Keep only those lines of the records that include the string "CONSUMER".

| Task material |
□ □ □ □

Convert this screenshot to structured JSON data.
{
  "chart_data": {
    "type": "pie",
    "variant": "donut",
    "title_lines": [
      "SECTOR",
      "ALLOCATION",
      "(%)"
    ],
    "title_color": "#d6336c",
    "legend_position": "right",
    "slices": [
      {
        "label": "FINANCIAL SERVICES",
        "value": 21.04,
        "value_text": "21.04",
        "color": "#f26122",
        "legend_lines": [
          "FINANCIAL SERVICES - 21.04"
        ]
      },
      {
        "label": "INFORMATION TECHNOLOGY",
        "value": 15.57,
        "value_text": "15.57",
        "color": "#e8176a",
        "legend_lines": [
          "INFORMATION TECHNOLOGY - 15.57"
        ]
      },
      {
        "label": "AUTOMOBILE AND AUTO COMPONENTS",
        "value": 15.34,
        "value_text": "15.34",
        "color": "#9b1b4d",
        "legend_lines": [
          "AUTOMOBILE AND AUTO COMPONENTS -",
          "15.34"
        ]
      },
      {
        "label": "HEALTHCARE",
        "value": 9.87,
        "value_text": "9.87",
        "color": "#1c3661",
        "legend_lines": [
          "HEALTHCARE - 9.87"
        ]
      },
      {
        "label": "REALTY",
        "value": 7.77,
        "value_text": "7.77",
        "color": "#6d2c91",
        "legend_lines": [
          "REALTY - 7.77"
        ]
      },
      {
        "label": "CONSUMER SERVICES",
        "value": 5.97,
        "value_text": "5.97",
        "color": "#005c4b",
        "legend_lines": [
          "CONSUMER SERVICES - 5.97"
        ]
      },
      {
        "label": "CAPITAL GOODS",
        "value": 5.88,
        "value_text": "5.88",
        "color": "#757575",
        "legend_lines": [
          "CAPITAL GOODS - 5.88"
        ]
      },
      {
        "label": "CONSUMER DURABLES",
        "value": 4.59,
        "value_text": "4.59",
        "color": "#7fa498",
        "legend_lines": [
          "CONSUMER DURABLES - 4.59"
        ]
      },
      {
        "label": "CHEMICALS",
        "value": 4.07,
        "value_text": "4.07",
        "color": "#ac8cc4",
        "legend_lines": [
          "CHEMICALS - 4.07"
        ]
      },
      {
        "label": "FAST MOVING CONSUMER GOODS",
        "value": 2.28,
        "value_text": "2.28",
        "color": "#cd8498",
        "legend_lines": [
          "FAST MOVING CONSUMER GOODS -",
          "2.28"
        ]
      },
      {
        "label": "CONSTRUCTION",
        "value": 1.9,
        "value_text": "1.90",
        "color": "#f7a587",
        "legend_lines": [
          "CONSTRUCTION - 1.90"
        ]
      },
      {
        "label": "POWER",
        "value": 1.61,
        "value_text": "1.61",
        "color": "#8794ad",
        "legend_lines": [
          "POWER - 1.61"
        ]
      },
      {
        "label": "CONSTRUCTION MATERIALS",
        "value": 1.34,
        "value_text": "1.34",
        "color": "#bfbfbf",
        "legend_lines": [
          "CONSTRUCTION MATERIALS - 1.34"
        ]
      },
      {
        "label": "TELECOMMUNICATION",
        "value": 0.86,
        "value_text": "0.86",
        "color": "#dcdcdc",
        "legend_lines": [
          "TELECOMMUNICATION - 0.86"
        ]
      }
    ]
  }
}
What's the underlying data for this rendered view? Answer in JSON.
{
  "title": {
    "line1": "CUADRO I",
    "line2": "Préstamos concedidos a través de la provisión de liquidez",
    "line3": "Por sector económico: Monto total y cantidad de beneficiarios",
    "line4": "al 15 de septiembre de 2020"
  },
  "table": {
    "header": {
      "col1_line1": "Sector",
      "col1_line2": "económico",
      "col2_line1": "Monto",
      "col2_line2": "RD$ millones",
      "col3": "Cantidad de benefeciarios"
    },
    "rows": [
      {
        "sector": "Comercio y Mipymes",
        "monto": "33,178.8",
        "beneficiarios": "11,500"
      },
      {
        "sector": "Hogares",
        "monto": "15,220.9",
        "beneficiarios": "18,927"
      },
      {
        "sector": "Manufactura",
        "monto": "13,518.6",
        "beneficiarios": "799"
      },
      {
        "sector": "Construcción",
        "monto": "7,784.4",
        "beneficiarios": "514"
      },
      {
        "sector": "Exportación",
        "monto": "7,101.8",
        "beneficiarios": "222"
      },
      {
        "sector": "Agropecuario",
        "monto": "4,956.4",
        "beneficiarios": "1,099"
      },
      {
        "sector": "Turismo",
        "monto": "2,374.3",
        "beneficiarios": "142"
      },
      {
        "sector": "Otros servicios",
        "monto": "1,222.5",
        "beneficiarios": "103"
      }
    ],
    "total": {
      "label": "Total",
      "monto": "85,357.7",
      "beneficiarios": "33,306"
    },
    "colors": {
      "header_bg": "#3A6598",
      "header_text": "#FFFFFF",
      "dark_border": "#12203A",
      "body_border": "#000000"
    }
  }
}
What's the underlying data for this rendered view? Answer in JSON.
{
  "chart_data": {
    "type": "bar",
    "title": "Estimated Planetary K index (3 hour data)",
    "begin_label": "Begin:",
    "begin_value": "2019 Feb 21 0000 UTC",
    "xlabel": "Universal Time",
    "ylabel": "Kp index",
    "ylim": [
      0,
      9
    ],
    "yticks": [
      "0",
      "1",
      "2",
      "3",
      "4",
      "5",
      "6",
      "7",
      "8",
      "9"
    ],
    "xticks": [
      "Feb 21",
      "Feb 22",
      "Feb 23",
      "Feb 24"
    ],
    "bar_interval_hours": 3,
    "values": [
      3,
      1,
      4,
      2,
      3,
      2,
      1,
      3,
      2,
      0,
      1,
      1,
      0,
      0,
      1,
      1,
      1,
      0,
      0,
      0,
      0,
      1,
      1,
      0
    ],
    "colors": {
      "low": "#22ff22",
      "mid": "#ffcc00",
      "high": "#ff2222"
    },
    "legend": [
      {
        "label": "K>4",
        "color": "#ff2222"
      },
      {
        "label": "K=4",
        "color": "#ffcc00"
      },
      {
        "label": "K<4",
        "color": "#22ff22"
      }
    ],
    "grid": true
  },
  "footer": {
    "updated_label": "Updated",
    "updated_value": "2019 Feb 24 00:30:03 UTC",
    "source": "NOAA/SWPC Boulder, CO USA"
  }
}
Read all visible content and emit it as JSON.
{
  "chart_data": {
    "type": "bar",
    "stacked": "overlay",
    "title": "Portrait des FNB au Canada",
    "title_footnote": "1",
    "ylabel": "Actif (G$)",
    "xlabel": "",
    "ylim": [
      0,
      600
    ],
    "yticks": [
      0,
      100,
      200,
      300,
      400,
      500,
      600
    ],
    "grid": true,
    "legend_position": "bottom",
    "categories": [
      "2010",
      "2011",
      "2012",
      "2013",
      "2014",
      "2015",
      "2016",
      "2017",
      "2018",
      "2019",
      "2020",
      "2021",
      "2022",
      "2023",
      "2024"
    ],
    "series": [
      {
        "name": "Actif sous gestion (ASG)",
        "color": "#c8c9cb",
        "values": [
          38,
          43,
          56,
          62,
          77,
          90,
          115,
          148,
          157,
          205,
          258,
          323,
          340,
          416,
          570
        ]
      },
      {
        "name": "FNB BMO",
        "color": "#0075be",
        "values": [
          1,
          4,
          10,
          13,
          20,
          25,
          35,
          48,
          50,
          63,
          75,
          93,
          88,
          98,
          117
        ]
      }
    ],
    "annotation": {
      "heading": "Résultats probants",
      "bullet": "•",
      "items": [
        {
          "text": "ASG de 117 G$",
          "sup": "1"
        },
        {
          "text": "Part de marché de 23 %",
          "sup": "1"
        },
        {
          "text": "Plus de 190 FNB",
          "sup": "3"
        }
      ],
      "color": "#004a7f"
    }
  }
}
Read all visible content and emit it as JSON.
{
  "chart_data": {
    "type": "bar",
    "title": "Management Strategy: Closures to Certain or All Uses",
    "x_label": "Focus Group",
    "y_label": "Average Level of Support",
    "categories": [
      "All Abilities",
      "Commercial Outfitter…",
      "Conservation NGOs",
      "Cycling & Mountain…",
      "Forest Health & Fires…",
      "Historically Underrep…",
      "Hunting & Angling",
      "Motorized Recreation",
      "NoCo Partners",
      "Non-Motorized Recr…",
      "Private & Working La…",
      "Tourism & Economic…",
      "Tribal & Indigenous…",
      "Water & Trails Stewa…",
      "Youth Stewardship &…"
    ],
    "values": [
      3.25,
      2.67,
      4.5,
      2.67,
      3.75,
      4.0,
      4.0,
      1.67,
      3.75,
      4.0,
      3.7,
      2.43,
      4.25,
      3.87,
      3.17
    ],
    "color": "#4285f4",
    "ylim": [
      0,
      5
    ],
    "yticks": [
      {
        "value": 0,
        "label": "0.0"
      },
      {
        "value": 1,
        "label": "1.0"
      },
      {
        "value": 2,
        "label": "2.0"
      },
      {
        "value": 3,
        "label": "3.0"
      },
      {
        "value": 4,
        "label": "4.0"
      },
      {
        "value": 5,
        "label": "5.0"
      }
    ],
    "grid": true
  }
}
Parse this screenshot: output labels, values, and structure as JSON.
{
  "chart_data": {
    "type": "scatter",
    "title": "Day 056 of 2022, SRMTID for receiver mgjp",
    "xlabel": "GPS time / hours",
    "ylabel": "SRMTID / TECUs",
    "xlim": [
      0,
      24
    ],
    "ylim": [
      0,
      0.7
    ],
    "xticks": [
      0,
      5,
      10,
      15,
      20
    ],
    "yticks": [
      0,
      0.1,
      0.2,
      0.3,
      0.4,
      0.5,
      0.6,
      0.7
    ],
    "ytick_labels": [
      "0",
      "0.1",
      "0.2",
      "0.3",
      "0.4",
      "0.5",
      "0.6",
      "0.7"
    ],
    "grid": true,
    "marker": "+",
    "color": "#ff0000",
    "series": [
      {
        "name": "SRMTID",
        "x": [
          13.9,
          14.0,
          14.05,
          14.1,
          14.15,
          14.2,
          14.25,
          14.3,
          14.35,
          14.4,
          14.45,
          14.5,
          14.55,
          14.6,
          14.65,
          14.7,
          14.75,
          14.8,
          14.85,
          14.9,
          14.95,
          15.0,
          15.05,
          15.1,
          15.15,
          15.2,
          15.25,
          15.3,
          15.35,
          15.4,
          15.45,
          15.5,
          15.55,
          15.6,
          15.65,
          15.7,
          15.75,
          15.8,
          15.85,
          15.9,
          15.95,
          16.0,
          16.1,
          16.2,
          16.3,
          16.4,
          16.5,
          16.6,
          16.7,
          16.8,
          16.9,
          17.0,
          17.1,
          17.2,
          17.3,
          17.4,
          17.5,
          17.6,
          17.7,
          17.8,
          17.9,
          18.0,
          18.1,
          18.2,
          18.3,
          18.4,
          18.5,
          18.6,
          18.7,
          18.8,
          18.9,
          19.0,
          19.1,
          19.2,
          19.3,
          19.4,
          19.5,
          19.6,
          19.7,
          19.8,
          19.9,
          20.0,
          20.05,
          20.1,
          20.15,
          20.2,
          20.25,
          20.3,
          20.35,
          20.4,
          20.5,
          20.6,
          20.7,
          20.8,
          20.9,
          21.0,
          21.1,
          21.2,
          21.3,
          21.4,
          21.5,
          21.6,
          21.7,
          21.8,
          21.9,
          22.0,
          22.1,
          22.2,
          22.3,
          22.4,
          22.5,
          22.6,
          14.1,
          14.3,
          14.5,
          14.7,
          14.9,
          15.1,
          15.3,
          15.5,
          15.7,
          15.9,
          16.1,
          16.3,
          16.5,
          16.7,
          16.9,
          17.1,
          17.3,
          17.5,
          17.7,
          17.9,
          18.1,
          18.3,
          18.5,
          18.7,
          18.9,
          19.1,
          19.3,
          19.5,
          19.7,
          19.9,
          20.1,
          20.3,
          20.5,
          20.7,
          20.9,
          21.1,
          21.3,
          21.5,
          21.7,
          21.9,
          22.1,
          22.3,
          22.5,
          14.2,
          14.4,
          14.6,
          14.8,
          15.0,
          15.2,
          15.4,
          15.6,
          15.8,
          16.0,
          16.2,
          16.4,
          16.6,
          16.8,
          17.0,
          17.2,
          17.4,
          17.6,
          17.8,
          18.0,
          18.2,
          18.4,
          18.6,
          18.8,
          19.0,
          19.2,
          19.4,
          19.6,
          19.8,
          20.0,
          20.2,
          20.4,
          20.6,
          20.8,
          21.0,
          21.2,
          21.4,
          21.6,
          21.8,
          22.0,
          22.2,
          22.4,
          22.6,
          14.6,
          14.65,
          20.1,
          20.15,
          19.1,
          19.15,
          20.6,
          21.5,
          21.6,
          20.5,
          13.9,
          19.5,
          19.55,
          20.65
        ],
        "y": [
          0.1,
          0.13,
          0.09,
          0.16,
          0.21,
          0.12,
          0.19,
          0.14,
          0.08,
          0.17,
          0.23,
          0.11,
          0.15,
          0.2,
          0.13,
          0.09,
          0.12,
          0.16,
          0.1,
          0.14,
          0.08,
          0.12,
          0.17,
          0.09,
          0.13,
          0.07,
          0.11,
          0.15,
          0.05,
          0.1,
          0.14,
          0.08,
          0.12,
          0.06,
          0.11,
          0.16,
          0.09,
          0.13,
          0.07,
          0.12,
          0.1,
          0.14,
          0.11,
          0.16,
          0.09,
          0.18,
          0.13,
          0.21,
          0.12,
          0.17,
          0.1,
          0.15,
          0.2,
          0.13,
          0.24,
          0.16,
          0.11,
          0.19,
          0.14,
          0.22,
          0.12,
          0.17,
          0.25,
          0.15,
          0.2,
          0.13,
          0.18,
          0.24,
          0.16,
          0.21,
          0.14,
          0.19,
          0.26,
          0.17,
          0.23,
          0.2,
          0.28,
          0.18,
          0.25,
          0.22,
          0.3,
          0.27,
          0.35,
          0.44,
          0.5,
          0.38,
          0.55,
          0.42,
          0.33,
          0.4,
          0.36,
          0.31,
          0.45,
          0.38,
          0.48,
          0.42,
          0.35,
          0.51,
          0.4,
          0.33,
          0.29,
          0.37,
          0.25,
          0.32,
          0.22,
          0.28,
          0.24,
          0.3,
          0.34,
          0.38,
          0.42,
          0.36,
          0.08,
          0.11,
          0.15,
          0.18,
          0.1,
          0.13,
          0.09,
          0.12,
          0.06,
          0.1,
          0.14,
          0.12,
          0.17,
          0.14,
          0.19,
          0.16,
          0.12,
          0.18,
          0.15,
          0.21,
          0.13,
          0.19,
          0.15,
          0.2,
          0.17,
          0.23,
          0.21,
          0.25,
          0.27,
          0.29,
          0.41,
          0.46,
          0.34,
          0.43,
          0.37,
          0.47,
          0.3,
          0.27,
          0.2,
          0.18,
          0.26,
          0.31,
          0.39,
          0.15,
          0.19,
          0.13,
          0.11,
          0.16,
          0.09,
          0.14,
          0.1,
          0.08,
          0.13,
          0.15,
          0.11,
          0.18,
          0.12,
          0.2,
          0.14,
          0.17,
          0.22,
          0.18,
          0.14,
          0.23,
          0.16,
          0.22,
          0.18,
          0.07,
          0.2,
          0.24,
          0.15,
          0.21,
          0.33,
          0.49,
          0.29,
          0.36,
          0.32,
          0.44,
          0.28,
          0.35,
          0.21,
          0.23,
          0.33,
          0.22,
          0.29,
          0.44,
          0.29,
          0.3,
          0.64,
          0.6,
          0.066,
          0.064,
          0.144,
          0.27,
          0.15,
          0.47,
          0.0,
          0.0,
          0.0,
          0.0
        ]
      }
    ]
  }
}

□ □ □ □

| Task output |
        "label": "CONSUMER SERVICES",
          "CONSUMER SERVICES - 5.97"
        "label": "CONSUMER DURABLES",
          "CONSUMER DURABLES - 4.59"
        "label": "FAST MOVING CONSUMER GOODS",
          "FAST MOVING CONSUMER GOODS -",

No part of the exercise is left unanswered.